▸ **Action item**: Lines with the word "Equation" are the ones wanted. Copy each of them from the entries below.

▸ **Records to use**:
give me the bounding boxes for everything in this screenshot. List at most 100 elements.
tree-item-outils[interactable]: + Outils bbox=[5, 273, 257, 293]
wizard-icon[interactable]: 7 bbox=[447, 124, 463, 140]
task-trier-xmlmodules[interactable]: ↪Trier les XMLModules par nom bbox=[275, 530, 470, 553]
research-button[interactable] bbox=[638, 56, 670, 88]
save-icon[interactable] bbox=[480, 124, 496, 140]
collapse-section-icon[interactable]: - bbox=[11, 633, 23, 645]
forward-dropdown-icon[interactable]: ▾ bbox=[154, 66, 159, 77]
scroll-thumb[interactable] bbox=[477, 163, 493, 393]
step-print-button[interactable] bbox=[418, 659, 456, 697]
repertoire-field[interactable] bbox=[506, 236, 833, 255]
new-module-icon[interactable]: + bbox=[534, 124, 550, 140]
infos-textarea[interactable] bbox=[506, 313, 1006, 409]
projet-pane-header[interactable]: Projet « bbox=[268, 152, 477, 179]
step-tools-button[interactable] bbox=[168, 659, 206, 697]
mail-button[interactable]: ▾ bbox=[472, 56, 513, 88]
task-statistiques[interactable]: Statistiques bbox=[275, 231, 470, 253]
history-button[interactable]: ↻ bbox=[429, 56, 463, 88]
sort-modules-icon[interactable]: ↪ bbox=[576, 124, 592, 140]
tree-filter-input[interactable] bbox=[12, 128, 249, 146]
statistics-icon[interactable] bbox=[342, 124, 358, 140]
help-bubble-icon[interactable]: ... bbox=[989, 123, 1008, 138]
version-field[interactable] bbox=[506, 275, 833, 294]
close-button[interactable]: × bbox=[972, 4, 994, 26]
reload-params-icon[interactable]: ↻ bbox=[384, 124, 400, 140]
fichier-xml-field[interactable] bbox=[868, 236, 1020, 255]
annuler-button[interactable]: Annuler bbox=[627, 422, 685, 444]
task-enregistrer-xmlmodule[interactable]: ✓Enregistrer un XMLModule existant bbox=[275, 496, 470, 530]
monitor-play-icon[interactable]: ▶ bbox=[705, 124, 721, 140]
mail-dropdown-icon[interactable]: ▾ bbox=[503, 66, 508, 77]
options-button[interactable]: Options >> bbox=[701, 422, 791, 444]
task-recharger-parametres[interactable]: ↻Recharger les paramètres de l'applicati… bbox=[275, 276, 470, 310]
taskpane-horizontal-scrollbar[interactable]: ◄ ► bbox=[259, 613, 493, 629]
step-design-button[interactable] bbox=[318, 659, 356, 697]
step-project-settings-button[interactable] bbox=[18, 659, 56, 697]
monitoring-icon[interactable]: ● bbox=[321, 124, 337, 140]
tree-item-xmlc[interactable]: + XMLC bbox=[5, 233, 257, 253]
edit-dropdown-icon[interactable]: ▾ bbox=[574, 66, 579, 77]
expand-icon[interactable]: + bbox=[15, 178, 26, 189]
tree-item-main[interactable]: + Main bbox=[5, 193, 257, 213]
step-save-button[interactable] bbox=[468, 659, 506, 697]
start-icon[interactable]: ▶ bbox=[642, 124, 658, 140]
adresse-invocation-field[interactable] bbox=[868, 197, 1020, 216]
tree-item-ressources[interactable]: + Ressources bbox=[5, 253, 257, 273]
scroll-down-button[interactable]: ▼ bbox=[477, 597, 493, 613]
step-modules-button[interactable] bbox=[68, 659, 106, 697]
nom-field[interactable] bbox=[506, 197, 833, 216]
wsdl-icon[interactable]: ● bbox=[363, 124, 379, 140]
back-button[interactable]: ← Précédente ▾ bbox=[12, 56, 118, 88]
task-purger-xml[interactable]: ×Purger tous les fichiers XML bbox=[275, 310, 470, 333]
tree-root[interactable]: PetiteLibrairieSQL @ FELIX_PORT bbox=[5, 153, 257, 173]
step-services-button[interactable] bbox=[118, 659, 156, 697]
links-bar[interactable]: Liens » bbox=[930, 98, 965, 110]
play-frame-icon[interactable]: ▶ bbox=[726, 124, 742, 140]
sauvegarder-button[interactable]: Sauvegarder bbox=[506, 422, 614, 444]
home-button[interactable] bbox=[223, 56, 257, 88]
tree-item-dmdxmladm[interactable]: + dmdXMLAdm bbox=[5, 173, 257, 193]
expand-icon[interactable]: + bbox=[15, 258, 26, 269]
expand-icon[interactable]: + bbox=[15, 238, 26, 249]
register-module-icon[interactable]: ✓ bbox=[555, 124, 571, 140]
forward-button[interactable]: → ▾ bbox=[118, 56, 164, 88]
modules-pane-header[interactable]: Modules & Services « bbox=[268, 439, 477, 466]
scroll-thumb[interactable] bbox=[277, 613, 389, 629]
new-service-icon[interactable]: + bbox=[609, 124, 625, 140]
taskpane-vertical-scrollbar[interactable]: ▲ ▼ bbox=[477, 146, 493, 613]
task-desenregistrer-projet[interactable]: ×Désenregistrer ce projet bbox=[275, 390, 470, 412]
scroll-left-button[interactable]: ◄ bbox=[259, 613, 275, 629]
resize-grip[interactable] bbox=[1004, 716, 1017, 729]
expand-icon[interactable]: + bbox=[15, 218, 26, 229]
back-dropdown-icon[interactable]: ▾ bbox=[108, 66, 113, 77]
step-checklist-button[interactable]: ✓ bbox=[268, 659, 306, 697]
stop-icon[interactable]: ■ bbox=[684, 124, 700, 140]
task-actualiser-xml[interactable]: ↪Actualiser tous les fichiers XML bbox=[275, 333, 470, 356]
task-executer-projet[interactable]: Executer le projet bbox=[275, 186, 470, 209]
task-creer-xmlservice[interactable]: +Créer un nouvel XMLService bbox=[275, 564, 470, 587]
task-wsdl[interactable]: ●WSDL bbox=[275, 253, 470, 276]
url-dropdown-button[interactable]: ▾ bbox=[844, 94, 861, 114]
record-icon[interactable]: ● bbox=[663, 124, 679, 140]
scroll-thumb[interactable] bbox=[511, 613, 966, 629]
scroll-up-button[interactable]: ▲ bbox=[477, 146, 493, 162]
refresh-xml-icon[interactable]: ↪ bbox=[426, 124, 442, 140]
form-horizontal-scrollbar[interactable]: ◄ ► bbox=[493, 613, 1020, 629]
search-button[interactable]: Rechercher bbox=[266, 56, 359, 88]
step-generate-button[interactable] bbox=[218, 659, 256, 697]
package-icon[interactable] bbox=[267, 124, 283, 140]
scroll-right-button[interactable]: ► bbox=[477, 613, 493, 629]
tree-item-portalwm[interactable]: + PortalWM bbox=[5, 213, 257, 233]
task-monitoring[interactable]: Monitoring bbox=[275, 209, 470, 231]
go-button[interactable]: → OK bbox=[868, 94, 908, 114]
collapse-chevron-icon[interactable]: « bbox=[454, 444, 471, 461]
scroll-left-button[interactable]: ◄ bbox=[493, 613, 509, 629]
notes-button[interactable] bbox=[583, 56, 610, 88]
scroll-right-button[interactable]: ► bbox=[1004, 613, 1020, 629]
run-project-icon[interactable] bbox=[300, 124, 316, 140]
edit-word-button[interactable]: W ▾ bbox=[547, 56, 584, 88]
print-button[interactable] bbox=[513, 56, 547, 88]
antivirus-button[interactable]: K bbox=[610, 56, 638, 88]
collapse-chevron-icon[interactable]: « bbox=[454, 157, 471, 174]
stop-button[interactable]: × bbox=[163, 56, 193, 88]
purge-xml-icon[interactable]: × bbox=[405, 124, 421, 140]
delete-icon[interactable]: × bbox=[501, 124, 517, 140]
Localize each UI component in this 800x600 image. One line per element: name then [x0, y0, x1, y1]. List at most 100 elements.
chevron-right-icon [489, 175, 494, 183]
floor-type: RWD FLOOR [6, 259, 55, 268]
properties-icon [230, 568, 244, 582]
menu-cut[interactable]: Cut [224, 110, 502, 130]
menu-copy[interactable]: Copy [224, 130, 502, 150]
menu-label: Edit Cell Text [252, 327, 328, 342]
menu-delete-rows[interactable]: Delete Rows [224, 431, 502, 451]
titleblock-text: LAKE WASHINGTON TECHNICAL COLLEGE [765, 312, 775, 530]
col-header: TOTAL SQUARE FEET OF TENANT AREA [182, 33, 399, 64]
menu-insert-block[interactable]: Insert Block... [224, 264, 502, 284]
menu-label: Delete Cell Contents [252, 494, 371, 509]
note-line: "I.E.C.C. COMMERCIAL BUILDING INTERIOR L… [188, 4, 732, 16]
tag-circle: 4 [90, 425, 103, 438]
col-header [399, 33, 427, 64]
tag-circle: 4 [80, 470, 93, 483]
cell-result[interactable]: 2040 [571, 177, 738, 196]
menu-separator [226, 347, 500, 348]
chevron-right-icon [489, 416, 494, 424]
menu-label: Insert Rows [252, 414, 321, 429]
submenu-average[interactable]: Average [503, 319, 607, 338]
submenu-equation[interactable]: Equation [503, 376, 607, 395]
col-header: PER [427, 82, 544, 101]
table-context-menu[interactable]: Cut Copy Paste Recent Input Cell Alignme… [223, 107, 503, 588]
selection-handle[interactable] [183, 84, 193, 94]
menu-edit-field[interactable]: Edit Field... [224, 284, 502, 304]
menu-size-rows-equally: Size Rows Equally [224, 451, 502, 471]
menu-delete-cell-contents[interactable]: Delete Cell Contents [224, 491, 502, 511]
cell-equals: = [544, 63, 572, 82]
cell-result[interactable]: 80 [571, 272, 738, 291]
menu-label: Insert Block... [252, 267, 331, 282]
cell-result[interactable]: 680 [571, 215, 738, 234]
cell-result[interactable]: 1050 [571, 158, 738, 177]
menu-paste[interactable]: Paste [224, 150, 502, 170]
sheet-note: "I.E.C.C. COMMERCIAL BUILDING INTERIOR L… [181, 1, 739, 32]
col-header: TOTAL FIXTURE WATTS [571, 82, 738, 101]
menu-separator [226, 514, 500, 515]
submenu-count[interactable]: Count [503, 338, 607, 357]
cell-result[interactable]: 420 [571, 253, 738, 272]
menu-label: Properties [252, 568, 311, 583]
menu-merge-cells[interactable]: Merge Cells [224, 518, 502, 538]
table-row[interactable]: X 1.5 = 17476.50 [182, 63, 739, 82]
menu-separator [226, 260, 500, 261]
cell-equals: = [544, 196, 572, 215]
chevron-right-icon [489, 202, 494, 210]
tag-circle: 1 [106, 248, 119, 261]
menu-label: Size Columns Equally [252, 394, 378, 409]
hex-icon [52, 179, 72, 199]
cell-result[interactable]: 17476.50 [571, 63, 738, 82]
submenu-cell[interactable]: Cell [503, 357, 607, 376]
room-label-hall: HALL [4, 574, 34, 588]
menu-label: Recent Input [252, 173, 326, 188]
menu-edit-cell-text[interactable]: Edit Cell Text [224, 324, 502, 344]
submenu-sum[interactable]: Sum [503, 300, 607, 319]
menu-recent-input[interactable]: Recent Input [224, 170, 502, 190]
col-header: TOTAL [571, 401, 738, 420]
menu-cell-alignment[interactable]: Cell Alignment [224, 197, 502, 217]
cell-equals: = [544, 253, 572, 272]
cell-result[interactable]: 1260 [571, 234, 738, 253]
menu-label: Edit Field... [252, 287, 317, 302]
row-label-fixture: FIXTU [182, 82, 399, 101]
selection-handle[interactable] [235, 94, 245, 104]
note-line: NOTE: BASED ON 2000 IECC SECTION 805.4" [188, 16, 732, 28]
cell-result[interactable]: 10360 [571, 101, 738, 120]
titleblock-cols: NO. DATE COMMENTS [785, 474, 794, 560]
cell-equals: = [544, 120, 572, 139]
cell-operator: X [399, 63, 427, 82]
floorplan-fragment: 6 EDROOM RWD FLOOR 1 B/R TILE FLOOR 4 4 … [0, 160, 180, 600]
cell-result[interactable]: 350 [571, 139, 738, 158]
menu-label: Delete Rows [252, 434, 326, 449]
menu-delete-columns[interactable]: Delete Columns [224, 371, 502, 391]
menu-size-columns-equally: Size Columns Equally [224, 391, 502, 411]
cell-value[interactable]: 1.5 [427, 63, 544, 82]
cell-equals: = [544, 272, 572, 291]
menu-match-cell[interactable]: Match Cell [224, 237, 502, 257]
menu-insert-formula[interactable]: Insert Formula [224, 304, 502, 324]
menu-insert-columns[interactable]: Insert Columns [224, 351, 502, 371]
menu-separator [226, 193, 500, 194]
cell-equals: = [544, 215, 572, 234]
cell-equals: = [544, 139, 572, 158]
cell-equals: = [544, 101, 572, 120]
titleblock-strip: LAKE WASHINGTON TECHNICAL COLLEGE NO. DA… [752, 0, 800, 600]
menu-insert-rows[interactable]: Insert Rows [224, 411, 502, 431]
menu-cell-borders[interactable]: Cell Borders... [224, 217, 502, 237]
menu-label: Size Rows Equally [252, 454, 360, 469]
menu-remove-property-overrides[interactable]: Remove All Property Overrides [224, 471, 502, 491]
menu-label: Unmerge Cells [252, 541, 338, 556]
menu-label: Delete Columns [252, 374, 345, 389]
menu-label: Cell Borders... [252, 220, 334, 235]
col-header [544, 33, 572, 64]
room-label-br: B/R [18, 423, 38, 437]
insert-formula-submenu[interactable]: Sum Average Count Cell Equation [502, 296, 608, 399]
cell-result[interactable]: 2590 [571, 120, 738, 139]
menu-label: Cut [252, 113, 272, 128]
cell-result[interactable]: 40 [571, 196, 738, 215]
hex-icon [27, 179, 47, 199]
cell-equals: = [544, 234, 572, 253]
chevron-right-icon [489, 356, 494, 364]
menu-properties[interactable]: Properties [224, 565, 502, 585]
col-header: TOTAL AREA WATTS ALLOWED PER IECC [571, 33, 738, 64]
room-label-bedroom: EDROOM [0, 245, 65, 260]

▸ **Solution to this exercise**:
submenu-equation[interactable]: Equation [503, 376, 607, 395]
insert-formula-submenu[interactable]: Sum Average Count Cell Equation [502, 296, 608, 399]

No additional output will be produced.